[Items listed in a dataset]
____________________
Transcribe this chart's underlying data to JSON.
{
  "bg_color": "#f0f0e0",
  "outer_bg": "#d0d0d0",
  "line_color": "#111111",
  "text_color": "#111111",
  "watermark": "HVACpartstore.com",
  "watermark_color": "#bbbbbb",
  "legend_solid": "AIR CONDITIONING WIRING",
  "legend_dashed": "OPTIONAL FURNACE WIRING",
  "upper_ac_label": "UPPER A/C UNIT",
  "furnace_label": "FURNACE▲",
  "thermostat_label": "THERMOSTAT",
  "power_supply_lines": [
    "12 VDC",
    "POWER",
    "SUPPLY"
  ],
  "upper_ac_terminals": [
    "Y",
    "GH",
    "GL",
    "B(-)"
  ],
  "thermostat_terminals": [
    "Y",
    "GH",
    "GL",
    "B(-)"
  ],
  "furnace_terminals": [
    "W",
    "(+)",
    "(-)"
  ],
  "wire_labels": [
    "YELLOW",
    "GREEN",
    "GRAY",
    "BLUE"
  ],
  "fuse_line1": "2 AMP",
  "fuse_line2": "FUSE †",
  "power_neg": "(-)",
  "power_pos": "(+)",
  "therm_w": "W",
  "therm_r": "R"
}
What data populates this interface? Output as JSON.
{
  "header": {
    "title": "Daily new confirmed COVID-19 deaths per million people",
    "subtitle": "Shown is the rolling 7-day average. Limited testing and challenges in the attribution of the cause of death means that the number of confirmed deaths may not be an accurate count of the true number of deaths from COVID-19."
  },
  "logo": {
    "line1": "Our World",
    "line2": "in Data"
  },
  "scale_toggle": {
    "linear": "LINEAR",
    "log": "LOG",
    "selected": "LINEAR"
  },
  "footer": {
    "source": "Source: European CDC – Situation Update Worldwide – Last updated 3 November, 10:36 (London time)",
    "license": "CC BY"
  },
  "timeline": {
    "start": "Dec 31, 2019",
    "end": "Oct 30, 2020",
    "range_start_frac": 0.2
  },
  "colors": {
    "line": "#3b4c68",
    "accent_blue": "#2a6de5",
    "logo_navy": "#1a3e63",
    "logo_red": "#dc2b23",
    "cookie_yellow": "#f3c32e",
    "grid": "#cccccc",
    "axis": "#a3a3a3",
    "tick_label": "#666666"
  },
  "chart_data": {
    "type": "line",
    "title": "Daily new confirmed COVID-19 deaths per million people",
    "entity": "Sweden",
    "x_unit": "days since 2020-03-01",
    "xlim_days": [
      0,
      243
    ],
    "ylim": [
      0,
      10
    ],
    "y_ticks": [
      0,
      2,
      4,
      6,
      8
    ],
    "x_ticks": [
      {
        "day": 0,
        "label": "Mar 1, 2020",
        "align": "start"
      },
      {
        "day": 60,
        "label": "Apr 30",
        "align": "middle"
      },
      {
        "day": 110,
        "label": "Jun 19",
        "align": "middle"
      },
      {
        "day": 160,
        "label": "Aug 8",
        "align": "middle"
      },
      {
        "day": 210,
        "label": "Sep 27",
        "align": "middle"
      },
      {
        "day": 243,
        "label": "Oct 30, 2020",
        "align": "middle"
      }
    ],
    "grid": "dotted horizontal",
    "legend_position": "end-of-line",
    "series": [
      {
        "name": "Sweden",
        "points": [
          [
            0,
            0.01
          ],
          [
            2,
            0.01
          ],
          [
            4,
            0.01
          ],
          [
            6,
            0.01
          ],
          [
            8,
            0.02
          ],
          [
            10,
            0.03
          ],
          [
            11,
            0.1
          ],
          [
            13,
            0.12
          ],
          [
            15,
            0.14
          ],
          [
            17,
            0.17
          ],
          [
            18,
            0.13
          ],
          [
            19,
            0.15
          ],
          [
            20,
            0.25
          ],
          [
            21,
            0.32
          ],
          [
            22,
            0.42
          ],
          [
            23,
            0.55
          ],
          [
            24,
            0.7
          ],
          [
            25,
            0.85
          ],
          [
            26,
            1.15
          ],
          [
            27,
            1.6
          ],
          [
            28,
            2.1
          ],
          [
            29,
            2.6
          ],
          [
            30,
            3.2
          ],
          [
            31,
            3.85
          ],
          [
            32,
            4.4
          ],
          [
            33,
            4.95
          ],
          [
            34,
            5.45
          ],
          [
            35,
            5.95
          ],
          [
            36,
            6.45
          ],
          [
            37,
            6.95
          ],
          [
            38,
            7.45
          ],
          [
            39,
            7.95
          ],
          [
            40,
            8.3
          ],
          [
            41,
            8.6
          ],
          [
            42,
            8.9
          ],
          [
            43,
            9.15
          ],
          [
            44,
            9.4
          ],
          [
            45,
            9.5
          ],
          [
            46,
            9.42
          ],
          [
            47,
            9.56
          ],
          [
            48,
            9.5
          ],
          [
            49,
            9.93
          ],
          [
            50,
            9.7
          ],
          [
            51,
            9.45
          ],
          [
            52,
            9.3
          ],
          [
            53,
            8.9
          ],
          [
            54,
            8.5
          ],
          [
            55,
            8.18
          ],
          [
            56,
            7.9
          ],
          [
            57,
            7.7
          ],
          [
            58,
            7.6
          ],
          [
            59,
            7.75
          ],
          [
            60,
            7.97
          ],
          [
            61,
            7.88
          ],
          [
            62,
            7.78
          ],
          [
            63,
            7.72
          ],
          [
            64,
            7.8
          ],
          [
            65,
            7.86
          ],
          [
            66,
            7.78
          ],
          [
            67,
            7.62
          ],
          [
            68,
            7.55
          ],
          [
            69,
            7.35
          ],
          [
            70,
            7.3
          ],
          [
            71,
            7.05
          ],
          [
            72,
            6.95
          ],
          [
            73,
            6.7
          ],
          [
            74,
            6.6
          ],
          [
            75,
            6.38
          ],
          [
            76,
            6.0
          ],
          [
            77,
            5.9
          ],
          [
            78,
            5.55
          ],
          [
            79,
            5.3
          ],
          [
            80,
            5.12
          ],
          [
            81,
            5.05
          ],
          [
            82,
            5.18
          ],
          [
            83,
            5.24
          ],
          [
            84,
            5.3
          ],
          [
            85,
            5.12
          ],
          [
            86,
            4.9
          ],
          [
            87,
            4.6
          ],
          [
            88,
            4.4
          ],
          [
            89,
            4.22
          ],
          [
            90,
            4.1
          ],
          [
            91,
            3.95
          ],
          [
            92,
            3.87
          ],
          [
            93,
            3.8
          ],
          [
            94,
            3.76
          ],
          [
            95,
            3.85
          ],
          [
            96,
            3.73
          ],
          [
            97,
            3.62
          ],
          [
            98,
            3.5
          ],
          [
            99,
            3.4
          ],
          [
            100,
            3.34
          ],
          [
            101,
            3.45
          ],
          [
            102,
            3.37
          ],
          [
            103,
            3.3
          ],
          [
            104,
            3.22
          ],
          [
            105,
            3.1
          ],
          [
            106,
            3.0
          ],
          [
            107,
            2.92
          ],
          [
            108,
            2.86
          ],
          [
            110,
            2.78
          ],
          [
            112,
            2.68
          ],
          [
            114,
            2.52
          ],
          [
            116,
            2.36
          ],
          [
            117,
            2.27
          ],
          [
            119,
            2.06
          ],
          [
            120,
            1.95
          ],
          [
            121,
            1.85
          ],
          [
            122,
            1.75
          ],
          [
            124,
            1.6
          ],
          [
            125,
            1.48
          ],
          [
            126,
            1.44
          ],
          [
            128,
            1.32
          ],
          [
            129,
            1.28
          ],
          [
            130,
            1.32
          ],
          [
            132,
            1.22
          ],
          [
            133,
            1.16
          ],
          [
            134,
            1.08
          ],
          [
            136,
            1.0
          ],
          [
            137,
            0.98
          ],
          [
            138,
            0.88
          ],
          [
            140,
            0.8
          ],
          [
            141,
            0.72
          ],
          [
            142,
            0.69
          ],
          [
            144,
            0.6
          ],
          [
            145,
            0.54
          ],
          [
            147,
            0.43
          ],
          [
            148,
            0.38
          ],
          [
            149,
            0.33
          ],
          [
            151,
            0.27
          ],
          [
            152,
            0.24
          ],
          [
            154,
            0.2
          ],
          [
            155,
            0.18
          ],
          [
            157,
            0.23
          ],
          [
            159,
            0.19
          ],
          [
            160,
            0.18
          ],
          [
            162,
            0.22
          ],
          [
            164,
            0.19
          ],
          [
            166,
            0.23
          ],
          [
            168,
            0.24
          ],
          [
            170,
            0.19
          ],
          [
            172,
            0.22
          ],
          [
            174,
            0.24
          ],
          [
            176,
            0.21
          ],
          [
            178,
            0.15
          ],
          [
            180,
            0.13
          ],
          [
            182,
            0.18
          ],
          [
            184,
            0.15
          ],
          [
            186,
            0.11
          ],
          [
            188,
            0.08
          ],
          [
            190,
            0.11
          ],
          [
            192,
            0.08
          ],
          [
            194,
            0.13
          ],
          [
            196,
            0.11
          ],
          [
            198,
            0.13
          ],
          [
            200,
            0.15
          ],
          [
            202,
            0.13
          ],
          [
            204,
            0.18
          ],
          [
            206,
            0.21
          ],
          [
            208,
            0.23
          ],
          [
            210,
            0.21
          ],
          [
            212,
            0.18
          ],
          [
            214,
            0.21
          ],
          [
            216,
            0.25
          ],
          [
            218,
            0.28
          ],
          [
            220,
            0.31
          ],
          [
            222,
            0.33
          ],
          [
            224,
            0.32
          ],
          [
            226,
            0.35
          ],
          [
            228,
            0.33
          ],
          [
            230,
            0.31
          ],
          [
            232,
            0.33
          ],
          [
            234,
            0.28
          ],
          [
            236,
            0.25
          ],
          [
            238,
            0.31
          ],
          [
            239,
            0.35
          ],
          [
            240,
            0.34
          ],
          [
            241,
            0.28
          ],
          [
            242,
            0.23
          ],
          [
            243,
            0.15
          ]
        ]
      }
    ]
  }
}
____________________
Among the lines of the data, identify those with the word "grid". Copy each of them.

EXERCISE OUTPUT:
    "grid": "#cccccc",
    "grid": "dotted horizontal",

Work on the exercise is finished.